— Start of Data shown —

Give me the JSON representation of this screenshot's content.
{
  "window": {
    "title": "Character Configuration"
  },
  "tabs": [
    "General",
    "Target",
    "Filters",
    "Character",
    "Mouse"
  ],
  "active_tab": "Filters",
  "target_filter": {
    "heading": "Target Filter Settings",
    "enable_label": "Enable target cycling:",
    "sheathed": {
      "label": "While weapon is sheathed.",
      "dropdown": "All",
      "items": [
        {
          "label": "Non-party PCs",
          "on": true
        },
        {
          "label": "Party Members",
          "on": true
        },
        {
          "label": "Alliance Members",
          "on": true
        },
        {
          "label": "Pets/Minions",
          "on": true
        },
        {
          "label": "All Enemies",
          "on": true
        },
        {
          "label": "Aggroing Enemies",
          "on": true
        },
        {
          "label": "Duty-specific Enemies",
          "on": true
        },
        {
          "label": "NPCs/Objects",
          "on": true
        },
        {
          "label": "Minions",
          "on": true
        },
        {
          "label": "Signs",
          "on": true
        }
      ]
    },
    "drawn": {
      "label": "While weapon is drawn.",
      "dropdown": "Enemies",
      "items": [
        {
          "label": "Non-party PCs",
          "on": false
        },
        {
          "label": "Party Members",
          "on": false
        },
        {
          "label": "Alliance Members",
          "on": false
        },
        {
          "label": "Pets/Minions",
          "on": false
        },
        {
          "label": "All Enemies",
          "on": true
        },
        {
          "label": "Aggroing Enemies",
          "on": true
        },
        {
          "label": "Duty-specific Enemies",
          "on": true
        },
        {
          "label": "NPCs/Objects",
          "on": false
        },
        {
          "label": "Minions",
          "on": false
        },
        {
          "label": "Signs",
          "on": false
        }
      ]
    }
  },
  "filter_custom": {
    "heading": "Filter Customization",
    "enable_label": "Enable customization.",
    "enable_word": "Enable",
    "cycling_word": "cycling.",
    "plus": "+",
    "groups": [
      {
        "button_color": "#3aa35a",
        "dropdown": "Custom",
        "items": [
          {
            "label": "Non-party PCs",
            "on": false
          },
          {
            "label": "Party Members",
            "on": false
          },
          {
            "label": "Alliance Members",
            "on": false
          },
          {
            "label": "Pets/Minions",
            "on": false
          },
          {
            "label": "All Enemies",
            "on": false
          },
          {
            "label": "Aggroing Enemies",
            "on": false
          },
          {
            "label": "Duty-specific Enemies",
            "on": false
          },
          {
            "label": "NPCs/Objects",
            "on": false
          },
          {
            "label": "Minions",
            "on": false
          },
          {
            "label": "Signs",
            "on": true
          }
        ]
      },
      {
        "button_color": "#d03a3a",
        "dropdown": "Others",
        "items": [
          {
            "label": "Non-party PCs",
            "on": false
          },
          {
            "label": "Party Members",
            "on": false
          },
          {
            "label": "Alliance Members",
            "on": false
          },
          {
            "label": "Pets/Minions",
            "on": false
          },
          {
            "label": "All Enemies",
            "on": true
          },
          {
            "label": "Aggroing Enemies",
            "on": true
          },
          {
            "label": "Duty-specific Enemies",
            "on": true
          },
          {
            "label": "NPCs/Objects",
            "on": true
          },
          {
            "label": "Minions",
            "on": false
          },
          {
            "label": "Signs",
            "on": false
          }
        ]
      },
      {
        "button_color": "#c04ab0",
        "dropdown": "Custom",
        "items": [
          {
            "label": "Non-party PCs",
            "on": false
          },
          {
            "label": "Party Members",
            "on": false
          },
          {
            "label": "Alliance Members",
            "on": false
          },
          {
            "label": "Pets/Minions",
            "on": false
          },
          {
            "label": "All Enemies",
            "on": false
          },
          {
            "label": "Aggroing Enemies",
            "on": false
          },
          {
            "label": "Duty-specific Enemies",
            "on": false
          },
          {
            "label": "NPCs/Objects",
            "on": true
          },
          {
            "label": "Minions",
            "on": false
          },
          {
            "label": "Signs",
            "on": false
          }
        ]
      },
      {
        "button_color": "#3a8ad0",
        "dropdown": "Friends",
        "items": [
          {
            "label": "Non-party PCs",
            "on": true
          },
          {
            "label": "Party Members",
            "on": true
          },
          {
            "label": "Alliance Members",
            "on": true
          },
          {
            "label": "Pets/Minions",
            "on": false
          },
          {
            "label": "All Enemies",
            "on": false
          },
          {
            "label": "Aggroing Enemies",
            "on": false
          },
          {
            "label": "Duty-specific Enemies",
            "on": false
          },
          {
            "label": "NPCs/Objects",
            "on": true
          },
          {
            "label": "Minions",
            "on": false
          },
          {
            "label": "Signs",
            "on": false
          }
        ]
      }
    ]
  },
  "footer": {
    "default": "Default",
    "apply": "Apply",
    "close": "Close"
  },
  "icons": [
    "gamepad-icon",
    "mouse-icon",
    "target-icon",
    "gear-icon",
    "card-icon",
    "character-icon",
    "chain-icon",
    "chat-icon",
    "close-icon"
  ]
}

— End of Data shown —

To do: Each record must be returned exactly as it is written.

Solution for this exercise:
Give me the JSON representation of this screenshot's content.
{
  "window": {
    "title": "Character Configuration"
  },
  "tabs": [
    "General",
    "Target",
    "Filters",
    "Character",
    "Mouse"
  ],
  "active_tab": "Filters",
  "target_filter": {
    "heading": "Target Filter Settings",
    "enable_label": "Enable target cycling:",
    "sheathed": {
      "label": "While weapon is sheathed.",
      "dropdown": "All",
      "items": [
        {
          "label": "Non-party PCs",
          "on": true
        },
        {
          "label": "Party Members",
          "on": true
        },
        {
          "label": "Alliance Members",
          "on": true
        },
        {
          "label": "Pets/Minions",
          "on": true
        },
        {
          "label": "All Enemies",
          "on": true
        },
        {
          "label": "Aggroing Enemies",
          "on": true
        },
        {
          "label": "Duty-specific Enemies",
          "on": true
        },
        {
          "label": "NPCs/Objects",
          "on": true
        },
        {
          "label": "Minions",
          "on": true
        },
        {
          "label": "Signs",
          "on": true
        }
      ]
    },
    "drawn": {
      "label": "While weapon is drawn.",
      "dropdown": "Enemies",
      "items": [
        {
          "label": "Non-party PCs",
          "on": false
        },
        {
          "label": "Party Members",
          "on": false
        },
        {
          "label": "Alliance Members",
          "on": false
        },
        {
          "label": "Pets/Minions",
          "on": false
        },
        {
          "label": "All Enemies",
          "on": true
        },
        {
          "label": "Aggroing Enemies",
          "on": true
        },
        {
          "label": "Duty-specific Enemies",
          "on": true
        },
        {
          "label": "NPCs/Objects",
          "on": false
        },
        {
          "label": "Minions",
          "on": false
        },
        {
          "label": "Signs",
          "on": false
        }
      ]
    }
  },
  "filter_custom": {
    "heading": "Filter Customization",
    "enable_label": "Enable customization.",
    "enable_word": "Enable",
    "cycling_word": "cycling.",
    "plus": "+",
    "groups": [
      {
        "button_color": "#3aa35a",
        "dropdown": "Custom",
        "items": [
          {
            "label": "Non-party PCs",
            "on": false
          },
          {
            "label": "Party Members",
            "on": false
          },
          {
            "label": "Alliance Members",
            "on": false
          },
          {
            "label": "Pets/Minions",
            "on": false
          },
          {
            "label": "All Enemies",
            "on": false
          },
          {
            "label": "Aggroing Enemies",
            "on": false
          },
          {
            "label": "Duty-specific Enemies",
            "on": false
          },
          {
            "label": "NPCs/Objects",
            "on": false
          },
          {
            "label": "Minions",
            "on": false
          },
          {
            "label": "Signs",
            "on": true
          }
        ]
      },
      {
        "button_color": "#d03a3a",
        "dropdown": "Others",
        "items": [
          {
            "label": "Non-party PCs",
            "on": false
          },
          {
            "label": "Party Members",
            "on": false
          },
          {
            "label": "Alliance Members",
            "on": false
          },
          {
            "label": "Pets/Minions",
            "on": false
          },
          {
            "label": "All Enemies",
            "on": true
          },
          {
            "label": "Aggroing Enemies",
            "on": true
          },
          {
            "label": "Duty-specific Enemies",
            "on": true
          },
          {
            "label": "NPCs/Objects",
            "on": true
          },
          {
            "label": "Minions",
            "on": false
          },
          {
            "label": "Signs",
            "on": false
          }
        ]
      },
      {
        "button_color": "#c04ab0",
        "dropdown": "Custom",
        "items": [
          {
            "label": "Non-party PCs",
            "on": false
          },
          {
            "label": "Party Members",
            "on": false
          },
          {
            "label": "Alliance Members",
            "on": false
          },
          {
            "label": "Pets/Minions",
            "on": false
          },
          {
            "label": "All Enemies",
            "on": false
          },
          {
            "label": "Aggroing Enemies",
            "on": false
          },
          {
            "label": "Duty-specific Enemies",
            "on": false
          },
          {
            "label": "NPCs/Objects",
            "on": true
          },
          {
            "label": "Minions",
            "on": false
          },
          {
            "label": "Signs",
            "on": false
          }
        ]
      },
      {
        "button_color": "#3a8ad0",
        "dropdown": "Friends",
        "items": [
          {
            "label": "Non-party PCs",
            "on": true
          },
          {
            "label": "Party Members",
            "on": true
          },
          {
            "label": "Alliance Members",
            "on": true
          },
          {
            "label": "Pets/Minions",
            "on": false
          },
          {
            "label": "All Enemies",
            "on": false
          },
          {
            "label": "Aggroing Enemies",
            "on": false
          },
          {
            "label": "Duty-specific Enemies",
            "on": false
          },
          {
            "label": "NPCs/Objects",
            "on": true
          },
          {
            "label": "Minions",
            "on": false
          },
          {
            "label": "Signs",
            "on": false
          }
        ]
      }
    ]
  },
  "footer": {
    "default": "Default",
    "apply": "Apply",
    "close": "Close"
  },
  "icons": [
    "gamepad-icon",
    "mouse-icon",
    "target-icon",
    "gear-icon",
    "card-icon",
    "character-icon",
    "chain-icon",
    "chat-icon",
    "close-icon"
  ]
}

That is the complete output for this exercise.